TASK PROMPT: Reproduce the listing that follows with no differences at all.

GIVEN ENTRIES:
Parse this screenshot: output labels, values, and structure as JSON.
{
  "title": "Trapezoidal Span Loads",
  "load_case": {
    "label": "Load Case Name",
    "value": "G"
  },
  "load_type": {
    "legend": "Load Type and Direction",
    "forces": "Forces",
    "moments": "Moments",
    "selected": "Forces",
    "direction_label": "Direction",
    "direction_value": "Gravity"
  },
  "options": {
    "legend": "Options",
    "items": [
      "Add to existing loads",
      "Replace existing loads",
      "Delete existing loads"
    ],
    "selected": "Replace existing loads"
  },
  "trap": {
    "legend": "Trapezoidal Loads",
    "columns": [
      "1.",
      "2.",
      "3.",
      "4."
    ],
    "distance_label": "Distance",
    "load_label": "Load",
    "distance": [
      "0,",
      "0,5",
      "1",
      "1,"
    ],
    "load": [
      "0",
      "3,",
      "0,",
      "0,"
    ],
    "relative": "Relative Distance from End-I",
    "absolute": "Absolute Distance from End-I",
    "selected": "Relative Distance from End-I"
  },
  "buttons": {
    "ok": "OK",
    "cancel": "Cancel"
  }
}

THE REPLY:
Parse this screenshot: output labels, values, and structure as JSON.
{
  "title": "Trapezoidal Span Loads",
  "load_case": {
    "label": "Load Case Name",
    "value": "G"
  },
  "load_type": {
    "legend": "Load Type and Direction",
    "forces": "Forces",
    "moments": "Moments",
    "selected": "Forces",
    "direction_label": "Direction",
    "direction_value": "Gravity"
  },
  "options": {
    "legend": "Options",
    "items": [
      "Add to existing loads",
      "Replace existing loads",
      "Delete existing loads"
    ],
    "selected": "Replace existing loads"
  },
  "trap": {
    "legend": "Trapezoidal Loads",
    "columns": [
      "1.",
      "2.",
      "3.",
      "4."
    ],
    "distance_label": "Distance",
    "load_label": "Load",
    "distance": [
      "0,",
      "0,5",
      "1",
      "1,"
    ],
    "load": [
      "0",
      "3,",
      "0,",
      "0,"
    ],
    "relative": "Relative Distance from End-I",
    "absolute": "Absolute Distance from End-I",
    "selected": "Relative Distance from End-I"
  },
  "buttons": {
    "ok": "OK",
    "cancel": "Cancel"
  }
}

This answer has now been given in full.